§ **RECORD EXTRACTS**
········

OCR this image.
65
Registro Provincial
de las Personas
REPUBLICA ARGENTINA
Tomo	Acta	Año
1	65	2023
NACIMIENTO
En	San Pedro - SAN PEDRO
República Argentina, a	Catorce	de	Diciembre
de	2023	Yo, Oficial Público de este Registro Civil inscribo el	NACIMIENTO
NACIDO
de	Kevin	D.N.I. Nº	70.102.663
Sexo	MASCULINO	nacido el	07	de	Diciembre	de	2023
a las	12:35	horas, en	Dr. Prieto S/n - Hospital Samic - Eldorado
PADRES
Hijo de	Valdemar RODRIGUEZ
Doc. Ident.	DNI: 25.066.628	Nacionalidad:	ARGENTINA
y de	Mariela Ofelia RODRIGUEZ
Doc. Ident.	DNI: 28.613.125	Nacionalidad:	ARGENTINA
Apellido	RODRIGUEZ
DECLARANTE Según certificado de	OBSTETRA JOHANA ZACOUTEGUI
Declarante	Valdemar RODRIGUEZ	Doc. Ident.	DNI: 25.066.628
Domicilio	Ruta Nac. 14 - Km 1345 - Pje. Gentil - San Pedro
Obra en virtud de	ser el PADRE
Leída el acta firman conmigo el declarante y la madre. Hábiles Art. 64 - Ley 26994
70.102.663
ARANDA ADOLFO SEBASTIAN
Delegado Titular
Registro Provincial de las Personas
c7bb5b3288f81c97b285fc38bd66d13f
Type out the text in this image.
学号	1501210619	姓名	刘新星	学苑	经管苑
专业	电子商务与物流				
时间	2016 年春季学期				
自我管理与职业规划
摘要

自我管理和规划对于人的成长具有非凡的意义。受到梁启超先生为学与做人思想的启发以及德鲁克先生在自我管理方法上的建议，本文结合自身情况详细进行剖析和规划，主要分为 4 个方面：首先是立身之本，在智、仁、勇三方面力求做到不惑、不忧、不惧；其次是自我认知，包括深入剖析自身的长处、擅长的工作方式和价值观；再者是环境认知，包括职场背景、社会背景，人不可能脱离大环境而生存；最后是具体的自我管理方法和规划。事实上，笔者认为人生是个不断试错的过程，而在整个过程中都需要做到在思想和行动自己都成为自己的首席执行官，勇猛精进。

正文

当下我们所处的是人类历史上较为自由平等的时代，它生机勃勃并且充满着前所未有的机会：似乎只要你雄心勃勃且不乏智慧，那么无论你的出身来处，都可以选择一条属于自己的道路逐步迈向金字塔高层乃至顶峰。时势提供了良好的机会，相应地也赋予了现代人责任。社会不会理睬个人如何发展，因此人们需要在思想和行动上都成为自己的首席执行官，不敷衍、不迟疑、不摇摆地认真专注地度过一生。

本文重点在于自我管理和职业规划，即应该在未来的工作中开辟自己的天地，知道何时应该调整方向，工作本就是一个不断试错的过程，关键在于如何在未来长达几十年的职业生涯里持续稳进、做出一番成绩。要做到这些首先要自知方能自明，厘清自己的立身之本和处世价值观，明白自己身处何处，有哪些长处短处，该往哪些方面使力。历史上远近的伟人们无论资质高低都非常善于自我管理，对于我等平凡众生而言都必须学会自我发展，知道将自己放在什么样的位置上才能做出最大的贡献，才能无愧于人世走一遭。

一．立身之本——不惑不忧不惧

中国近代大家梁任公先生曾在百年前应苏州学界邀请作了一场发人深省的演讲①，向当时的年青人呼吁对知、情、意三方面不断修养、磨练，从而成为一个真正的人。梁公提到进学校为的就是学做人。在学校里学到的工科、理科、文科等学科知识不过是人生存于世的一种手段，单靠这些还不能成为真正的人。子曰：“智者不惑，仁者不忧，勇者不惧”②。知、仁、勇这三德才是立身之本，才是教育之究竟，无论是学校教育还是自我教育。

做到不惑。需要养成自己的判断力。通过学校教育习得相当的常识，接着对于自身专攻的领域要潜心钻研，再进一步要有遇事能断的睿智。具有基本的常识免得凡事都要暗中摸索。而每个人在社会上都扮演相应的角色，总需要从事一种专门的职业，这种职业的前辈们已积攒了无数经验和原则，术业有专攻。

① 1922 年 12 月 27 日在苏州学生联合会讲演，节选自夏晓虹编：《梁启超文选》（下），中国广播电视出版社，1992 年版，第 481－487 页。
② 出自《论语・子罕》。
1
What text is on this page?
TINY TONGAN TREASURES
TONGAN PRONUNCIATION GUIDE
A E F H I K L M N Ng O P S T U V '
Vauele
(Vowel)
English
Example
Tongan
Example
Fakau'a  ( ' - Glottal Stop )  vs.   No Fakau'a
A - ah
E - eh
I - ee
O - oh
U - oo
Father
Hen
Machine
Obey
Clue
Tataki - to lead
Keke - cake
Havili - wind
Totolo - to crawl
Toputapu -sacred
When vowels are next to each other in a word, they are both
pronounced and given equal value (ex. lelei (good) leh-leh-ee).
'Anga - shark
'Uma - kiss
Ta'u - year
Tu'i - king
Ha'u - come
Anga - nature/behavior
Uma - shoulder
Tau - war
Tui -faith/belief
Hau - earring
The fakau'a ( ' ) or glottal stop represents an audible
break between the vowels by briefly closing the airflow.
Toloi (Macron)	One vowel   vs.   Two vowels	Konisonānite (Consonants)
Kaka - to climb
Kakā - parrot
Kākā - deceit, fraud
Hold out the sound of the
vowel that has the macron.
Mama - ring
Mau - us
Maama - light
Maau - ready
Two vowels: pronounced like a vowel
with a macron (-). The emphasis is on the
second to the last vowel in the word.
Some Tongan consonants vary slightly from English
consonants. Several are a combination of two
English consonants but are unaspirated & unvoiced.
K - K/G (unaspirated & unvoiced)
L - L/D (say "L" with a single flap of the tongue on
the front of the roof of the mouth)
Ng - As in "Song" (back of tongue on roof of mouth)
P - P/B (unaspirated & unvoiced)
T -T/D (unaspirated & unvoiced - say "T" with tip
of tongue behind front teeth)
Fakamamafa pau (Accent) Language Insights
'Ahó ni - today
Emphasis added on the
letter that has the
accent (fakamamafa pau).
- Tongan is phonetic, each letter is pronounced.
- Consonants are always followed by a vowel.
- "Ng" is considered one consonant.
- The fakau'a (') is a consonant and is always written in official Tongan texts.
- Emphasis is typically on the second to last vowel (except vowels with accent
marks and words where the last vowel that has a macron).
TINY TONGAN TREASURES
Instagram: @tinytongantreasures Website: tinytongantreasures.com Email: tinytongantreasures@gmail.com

········

Your task is to transcribe the listing above in full, exactly as given.

§ **OUTPUT OF THE EXERCISE**
OCR this image.
65
Registro Provincial
de las Personas
REPUBLICA ARGENTINA
Tomo	Acta	Año
1	65	2023
NACIMIENTO
En	San Pedro - SAN PEDRO
República Argentina, a	Catorce	de	Diciembre
de	2023	Yo, Oficial Público de este Registro Civil inscribo el	NACIMIENTO
NACIDO
de	Kevin	D.N.I. Nº	70.102.663
Sexo	MASCULINO	nacido el	07	de	Diciembre	de	2023
a las	12:35	horas, en	Dr. Prieto S/n - Hospital Samic - Eldorado
PADRES
Hijo de	Valdemar RODRIGUEZ
Doc. Ident.	DNI: 25.066.628	Nacionalidad:	ARGENTINA
y de	Mariela Ofelia RODRIGUEZ
Doc. Ident.	DNI: 28.613.125	Nacionalidad:	ARGENTINA
Apellido	RODRIGUEZ
DECLARANTE Según certificado de	OBSTETRA JOHANA ZACOUTEGUI
Declarante	Valdemar RODRIGUEZ	Doc. Ident.	DNI: 25.066.628
Domicilio	Ruta Nac. 14 - Km 1345 - Pje. Gentil - San Pedro
Obra en virtud de	ser el PADRE
Leída el acta firman conmigo el declarante y la madre. Hábiles Art. 64 - Ley 26994
70.102.663
ARANDA ADOLFO SEBASTIAN
Delegado Titular
Registro Provincial de las Personas
c7bb5b3288f81c97b285fc38bd66d13f
Type out the text in this image.
学号	1501210619	姓名	刘新星	学苑	经管苑
专业	电子商务与物流				
时间	2016 年春季学期				
自我管理与职业规划
摘要

自我管理和规划对于人的成长具有非凡的意义。受到梁启超先生为学与做人思想的启发以及德鲁克先生在自我管理方法上的建议，本文结合自身情况详细进行剖析和规划，主要分为 4 个方面：首先是立身之本，在智、仁、勇三方面力求做到不惑、不忧、不惧；其次是自我认知，包括深入剖析自身的长处、擅长的工作方式和价值观；再者是环境认知，包括职场背景、社会背景，人不可能脱离大环境而生存；最后是具体的自我管理方法和规划。事实上，笔者认为人生是个不断试错的过程，而在整个过程中都需要做到在思想和行动自己都成为自己的首席执行官，勇猛精进。

正文

当下我们所处的是人类历史上较为自由平等的时代，它生机勃勃并且充满着前所未有的机会：似乎只要你雄心勃勃且不乏智慧，那么无论你的出身来处，都可以选择一条属于自己的道路逐步迈向金字塔高层乃至顶峰。时势提供了良好的机会，相应地也赋予了现代人责任。社会不会理睬个人如何发展，因此人们需要在思想和行动上都成为自己的首席执行官，不敷衍、不迟疑、不摇摆地认真专注地度过一生。

本文重点在于自我管理和职业规划，即应该在未来的工作中开辟自己的天地，知道何时应该调整方向，工作本就是一个不断试错的过程，关键在于如何在未来长达几十年的职业生涯里持续稳进、做出一番成绩。要做到这些首先要自知方能自明，厘清自己的立身之本和处世价值观，明白自己身处何处，有哪些长处短处，该往哪些方面使力。历史上远近的伟人们无论资质高低都非常善于自我管理，对于我等平凡众生而言都必须学会自我发展，知道将自己放在什么样的位置上才能做出最大的贡献，才能无愧于人世走一遭。

一．立身之本——不惑不忧不惧

中国近代大家梁任公先生曾在百年前应苏州学界邀请作了一场发人深省的演讲①，向当时的年青人呼吁对知、情、意三方面不断修养、磨练，从而成为一个真正的人。梁公提到进学校为的就是学做人。在学校里学到的工科、理科、文科等学科知识不过是人生存于世的一种手段，单靠这些还不能成为真正的人。子曰：“智者不惑，仁者不忧，勇者不惧”②。知、仁、勇这三德才是立身之本，才是教育之究竟，无论是学校教育还是自我教育。

做到不惑。需要养成自己的判断力。通过学校教育习得相当的常识，接着对于自身专攻的领域要潜心钻研，再进一步要有遇事能断的睿智。具有基本的常识免得凡事都要暗中摸索。而每个人在社会上都扮演相应的角色，总需要从事一种专门的职业，这种职业的前辈们已积攒了无数经验和原则，术业有专攻。

① 1922 年 12 月 27 日在苏州学生联合会讲演，节选自夏晓虹编：《梁启超文选》（下），中国广播电视出版社，1992 年版，第 481－487 页。
② 出自《论语・子罕》。
1
What text is on this page?
TINY TONGAN TREASURES
TONGAN PRONUNCIATION GUIDE
A E F H I K L M N Ng O P S T U V '
Vauele
(Vowel)
English
Example
Tongan
Example
Fakau'a  ( ' - Glottal Stop )  vs.   No Fakau'a
A - ah
E - eh
I - ee
O - oh
U - oo
Father
Hen
Machine
Obey
Clue
Tataki - to lead
Keke - cake
Havili - wind
Totolo - to crawl
Toputapu -sacred
When vowels are next to each other in a word, they are both
pronounced and given equal value (ex. lelei (good) leh-leh-ee).
'Anga - shark
'Uma - kiss
Ta'u - year
Tu'i - king
Ha'u - come
Anga - nature/behavior
Uma - shoulder
Tau - war
Tui -faith/belief
Hau - earring
The fakau'a ( ' ) or glottal stop represents an audible
break between the vowels by briefly closing the airflow.
Toloi (Macron)	One vowel   vs.   Two vowels	Konisonānite (Consonants)
Kaka - to climb
Kakā - parrot
Kākā - deceit, fraud
Hold out the sound of the
vowel that has the macron.
Mama - ring
Mau - us
Maama - light
Maau - ready
Two vowels: pronounced like a vowel
with a macron (-). The emphasis is on the
second to the last vowel in the word.
Some Tongan consonants vary slightly from English
consonants. Several are a combination of two
English consonants but are unaspirated & unvoiced.
K - K/G (unaspirated & unvoiced)
L - L/D (say "L" with a single flap of the tongue on
the front of the roof of the mouth)
Ng - As in "Song" (back of tongue on roof of mouth)
P - P/B (unaspirated & unvoiced)
T -T/D (unaspirated & unvoiced - say "T" with tip
of tongue behind front teeth)
Fakamamafa pau (Accent) Language Insights
'Ahó ni - today
Emphasis added on the
letter that has the
accent (fakamamafa pau).
- Tongan is phonetic, each letter is pronounced.
- Consonants are always followed by a vowel.
- "Ng" is considered one consonant.
- The fakau'a (') is a consonant and is always written in official Tongan texts.
- Emphasis is typically on the second to last vowel (except vowels with accent
marks and words where the last vowel that has a macron).
TINY TONGAN TREASURES
Instagram: @tinytongantreasures Website: tinytongantreasures.com Email: tinytongantreasures@gmail.com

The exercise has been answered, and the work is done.